▶ Exercise task
Write out the part of the passage about concerts and identity starting at "In the throes" and ending at "look like me.", word for word.

▶ Passage given
──────
That was also the first night I remember counting the non-white people at a show. The number fit on one hand.
I’ll spare you an extensive tour through my music taste, but think Warped Tour neon pop and you’d be on the right track. Desperately wanting to become that concertgoer, I clad myself in Hot Topic and clipped in hot-pink hair extensions. And once I found Paramore, I was in it for life.
I was raised in the ABC Family-grade public schools of suburban Ohio. My closest friends loved to tell me that they “always forgot I wasn’t white”, which in a twisted way was my favorite thing to hear—it felt like a reinforcement of my own defense mechanism; every day my friends forgot I was Indian was another day safe from facing the downsides of my identity. I traipsed through high school like a criminal waiting to be found out.
In the throes of adolescence, I fell into the traps of mental illness and self-harm, for which “the scene” is both a haven and a healer. These spaces, both in reality at shows and online in fandom communities, became my home. In rooms of white people, it was easy to forget I wasn’t one myself. All our differences melted away when the music started to play. In that moment, these stories—the ones about straight white boys and girls in love—became mine. For a few moments, I could suspend my disbelief long enough to convince myself that these stories were about me: this was my family, even if they didn’t look like me.
──────
▶ Recorded information
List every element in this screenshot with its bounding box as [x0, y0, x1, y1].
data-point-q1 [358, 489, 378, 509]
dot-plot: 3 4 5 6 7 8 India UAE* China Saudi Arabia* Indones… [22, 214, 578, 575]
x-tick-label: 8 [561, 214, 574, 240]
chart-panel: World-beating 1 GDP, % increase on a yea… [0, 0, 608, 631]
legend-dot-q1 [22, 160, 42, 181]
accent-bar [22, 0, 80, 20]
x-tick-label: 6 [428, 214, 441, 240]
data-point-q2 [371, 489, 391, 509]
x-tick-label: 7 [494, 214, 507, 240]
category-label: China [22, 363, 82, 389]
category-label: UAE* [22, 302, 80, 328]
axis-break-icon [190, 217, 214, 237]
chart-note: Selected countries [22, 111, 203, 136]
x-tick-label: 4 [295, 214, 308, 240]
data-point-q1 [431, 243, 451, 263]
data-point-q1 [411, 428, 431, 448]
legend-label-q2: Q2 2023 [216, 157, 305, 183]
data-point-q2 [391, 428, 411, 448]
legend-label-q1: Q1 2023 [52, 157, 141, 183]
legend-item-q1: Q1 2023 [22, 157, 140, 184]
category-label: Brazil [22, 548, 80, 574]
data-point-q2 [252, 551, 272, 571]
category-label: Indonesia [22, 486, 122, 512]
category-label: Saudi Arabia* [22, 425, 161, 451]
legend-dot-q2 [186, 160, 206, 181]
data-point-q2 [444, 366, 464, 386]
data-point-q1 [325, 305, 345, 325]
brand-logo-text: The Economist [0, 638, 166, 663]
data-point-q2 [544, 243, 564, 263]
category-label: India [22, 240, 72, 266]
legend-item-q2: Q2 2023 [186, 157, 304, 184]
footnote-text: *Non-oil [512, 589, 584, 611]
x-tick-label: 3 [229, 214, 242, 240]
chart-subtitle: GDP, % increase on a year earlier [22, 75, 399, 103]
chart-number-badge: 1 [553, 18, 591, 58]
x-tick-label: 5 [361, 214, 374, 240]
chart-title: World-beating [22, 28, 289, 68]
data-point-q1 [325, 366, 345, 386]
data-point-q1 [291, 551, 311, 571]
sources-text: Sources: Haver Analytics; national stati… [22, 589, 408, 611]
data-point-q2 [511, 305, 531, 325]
──────
▶ The answer
In the throes of adolescence, I fell into the traps of mental illness and self-harm, for which “the scene” is both a haven and a healer. These spaces, both in reality at shows and online in fandom communities, became my home. In rooms of white people, it was easy to forget I wasn’t one myself. All our differences melted away when the music started to play. In that moment, these stories—the ones about straight white boys and girls in love—became mine. For a few moments, I could suspend my disbelief long enough to convince myself that these stories were about me: this was my family, even if they didn’t look like me.